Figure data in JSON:
□ □ □ □

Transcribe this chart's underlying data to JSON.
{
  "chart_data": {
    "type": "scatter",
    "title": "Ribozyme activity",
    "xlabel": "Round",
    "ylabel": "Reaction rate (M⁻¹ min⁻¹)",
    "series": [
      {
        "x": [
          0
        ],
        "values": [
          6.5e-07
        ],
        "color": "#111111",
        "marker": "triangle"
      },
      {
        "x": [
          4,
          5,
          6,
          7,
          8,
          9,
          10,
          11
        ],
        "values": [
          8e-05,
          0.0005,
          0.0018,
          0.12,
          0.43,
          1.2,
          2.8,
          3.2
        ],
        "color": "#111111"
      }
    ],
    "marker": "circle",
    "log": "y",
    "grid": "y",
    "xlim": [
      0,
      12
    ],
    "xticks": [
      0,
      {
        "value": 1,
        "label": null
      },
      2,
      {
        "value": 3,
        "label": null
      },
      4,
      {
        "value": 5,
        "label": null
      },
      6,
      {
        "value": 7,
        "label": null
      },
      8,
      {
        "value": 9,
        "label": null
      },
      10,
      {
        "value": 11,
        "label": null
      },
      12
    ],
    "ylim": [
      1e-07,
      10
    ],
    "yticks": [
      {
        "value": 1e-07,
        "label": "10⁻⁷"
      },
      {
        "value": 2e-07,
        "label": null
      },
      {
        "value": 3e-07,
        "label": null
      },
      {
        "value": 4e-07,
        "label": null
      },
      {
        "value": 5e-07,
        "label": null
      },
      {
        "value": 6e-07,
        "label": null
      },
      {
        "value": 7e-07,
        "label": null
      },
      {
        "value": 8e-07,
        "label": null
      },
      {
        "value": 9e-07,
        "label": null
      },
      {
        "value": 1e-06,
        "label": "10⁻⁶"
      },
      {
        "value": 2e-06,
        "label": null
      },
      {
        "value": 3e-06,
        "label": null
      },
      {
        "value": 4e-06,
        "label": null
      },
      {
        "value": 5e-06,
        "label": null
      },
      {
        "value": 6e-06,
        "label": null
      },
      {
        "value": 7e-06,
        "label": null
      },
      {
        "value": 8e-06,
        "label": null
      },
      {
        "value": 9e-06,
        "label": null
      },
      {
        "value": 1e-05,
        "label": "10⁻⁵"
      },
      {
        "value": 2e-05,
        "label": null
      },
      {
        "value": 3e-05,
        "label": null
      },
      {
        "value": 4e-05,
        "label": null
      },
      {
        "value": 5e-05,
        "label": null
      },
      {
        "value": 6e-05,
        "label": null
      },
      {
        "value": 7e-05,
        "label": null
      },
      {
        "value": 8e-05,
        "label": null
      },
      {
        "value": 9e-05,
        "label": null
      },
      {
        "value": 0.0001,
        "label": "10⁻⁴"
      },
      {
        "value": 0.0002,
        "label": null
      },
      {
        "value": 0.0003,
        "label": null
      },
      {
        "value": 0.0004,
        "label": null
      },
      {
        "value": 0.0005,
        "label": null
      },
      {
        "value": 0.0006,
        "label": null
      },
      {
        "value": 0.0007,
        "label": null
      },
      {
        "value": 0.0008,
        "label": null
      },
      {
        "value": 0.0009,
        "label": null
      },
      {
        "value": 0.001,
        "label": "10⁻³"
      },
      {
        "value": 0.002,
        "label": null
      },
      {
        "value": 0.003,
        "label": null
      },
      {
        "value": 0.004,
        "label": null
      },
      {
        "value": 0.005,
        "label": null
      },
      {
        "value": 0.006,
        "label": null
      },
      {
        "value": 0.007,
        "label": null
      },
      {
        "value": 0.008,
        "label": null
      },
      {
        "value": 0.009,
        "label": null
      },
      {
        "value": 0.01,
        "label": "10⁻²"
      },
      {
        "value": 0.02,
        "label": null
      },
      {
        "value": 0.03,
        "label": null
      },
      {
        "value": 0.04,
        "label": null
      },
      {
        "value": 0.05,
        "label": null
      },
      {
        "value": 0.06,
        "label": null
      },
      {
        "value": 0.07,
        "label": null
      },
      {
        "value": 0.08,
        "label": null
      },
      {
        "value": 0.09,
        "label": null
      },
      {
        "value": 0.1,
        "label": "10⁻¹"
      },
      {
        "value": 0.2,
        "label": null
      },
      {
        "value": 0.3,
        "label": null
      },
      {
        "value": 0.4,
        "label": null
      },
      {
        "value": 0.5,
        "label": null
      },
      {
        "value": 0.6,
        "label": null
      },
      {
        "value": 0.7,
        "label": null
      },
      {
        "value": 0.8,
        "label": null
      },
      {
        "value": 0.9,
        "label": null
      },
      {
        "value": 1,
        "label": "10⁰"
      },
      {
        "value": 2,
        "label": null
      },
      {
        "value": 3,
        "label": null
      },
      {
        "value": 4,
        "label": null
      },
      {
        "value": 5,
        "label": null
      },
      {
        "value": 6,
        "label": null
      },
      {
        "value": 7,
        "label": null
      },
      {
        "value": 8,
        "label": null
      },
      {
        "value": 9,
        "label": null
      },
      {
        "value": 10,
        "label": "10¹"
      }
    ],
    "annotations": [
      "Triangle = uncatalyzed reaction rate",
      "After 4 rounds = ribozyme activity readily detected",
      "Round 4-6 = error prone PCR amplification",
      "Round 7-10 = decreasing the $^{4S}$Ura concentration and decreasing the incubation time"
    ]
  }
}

□ □ □ □

WHAT IS NEEDED: Copy every line verbatim.

OUTPUT:
Transcribe this chart's underlying data to JSON.
{
  "chart_data": {
    "type": "scatter",
    "title": "Ribozyme activity",
    "xlabel": "Round",
    "ylabel": "Reaction rate (M⁻¹ min⁻¹)",
    "series": [
      {
        "x": [
          0
        ],
        "values": [
          6.5e-07
        ],
        "color": "#111111",
        "marker": "triangle"
      },
      {
        "x": [
          4,
          5,
          6,
          7,
          8,
          9,
          10,
          11
        ],
        "values": [
          8e-05,
          0.0005,
          0.0018,
          0.12,
          0.43,
          1.2,
          2.8,
          3.2
        ],
        "color": "#111111"
      }
    ],
    "marker": "circle",
    "log": "y",
    "grid": "y",
    "xlim": [
      0,
      12
    ],
    "xticks": [
      0,
      {
        "value": 1,
        "label": null
      },
      2,
      {
        "value": 3,
        "label": null
      },
      4,
      {
        "value": 5,
        "label": null
      },
      6,
      {
        "value": 7,
        "label": null
      },
      8,
      {
        "value": 9,
        "label": null
      },
      10,
      {
        "value": 11,
        "label": null
      },
      12
    ],
    "ylim": [
      1e-07,
      10
    ],
    "yticks": [
      {
        "value": 1e-07,
        "label": "10⁻⁷"
      },
      {
        "value": 2e-07,
        "label": null
      },
      {
        "value": 3e-07,
        "label": null
      },
      {
        "value": 4e-07,
        "label": null
      },
      {
        "value": 5e-07,
        "label": null
      },
      {
        "value": 6e-07,
        "label": null
      },
      {
        "value": 7e-07,
        "label": null
      },
      {
        "value": 8e-07,
        "label": null
      },
      {
        "value": 9e-07,
        "label": null
      },
      {
        "value": 1e-06,
        "label": "10⁻⁶"
      },
      {
        "value": 2e-06,
        "label": null
      },
      {
        "value": 3e-06,
        "label": null
      },
      {
        "value": 4e-06,
        "label": null
      },
      {
        "value": 5e-06,
        "label": null
      },
      {
        "value": 6e-06,
        "label": null
      },
      {
        "value": 7e-06,
        "label": null
      },
      {
        "value": 8e-06,
        "label": null
      },
      {
        "value": 9e-06,
        "label": null
      },
      {
        "value": 1e-05,
        "label": "10⁻⁵"
      },
      {
        "value": 2e-05,
        "label": null
      },
      {
        "value": 3e-05,
        "label": null
      },
      {
        "value": 4e-05,
        "label": null
      },
      {
        "value": 5e-05,
        "label": null
      },
      {
        "value": 6e-05,
        "label": null
      },
      {
        "value": 7e-05,
        "label": null
      },
      {
        "value": 8e-05,
        "label": null
      },
      {
        "value": 9e-05,
        "label": null
      },
      {
        "value": 0.0001,
        "label": "10⁻⁴"
      },
      {
        "value": 0.0002,
        "label": null
      },
      {
        "value": 0.0003,
        "label": null
      },
      {
        "value": 0.0004,
        "label": null
      },
      {
        "value": 0.0005,
        "label": null
      },
      {
        "value": 0.0006,
        "label": null
      },
      {
        "value": 0.0007,
        "label": null
      },
      {
        "value": 0.0008,
        "label": null
      },
      {
        "value": 0.0009,
        "label": null
      },
      {
        "value": 0.001,
        "label": "10⁻³"
      },
      {
        "value": 0.002,
        "label": null
      },
      {
        "value": 0.003,
        "label": null
      },
      {
        "value": 0.004,
        "label": null
      },
      {
        "value": 0.005,
        "label": null
      },
      {
        "value": 0.006,
        "label": null
      },
      {
        "value": 0.007,
        "label": null
      },
      {
        "value": 0.008,
        "label": null
      },
      {
        "value": 0.009,
        "label": null
      },
      {
        "value": 0.01,
        "label": "10⁻²"
      },
      {
        "value": 0.02,
        "label": null
      },
      {
        "value": 0.03,
        "label": null
      },
      {
        "value": 0.04,
        "label": null
      },
      {
        "value": 0.05,
        "label": null
      },
      {
        "value": 0.06,
        "label": null
      },
      {
        "value": 0.07,
        "label": null
      },
      {
        "value": 0.08,
        "label": null
      },
      {
        "value": 0.09,
        "label": null
      },
      {
        "value": 0.1,
        "label": "10⁻¹"
      },
      {
        "value": 0.2,
        "label": null
      },
      {
        "value": 0.3,
        "label": null
      },
      {
        "value": 0.4,
        "label": null
      },
      {
        "value": 0.5,
        "label": null
      },
      {
        "value": 0.6,
        "label": null
      },
      {
        "value": 0.7,
        "label": null
      },
      {
        "value": 0.8,
        "label": null
      },
      {
        "value": 0.9,
        "label": null
      },
      {
        "value": 1,
        "label": "10⁰"
      },
      {
        "value": 2,
        "label": null
      },
      {
        "value": 3,
        "label": null
      },
      {
        "value": 4,
        "label": null
      },
      {
        "value": 5,
        "label": null
      },
      {
        "value": 6,
        "label": null
      },
      {
        "value": 7,
        "label": null
      },
      {
        "value": 8,
        "label": null
      },
      {
        "value": 9,
        "label": null
      },
      {
        "value": 10,
        "label": "10¹"
      }
    ],
    "annotations": [
      "Triangle = uncatalyzed reaction rate",
      "After 4 rounds = ribozyme activity readily detected",
      "Round 4-6 = error prone PCR amplification",
      "Round 7-10 = decreasing the $^{4S}$Ura concentration and decreasing the incubation time"
    ]
  }
}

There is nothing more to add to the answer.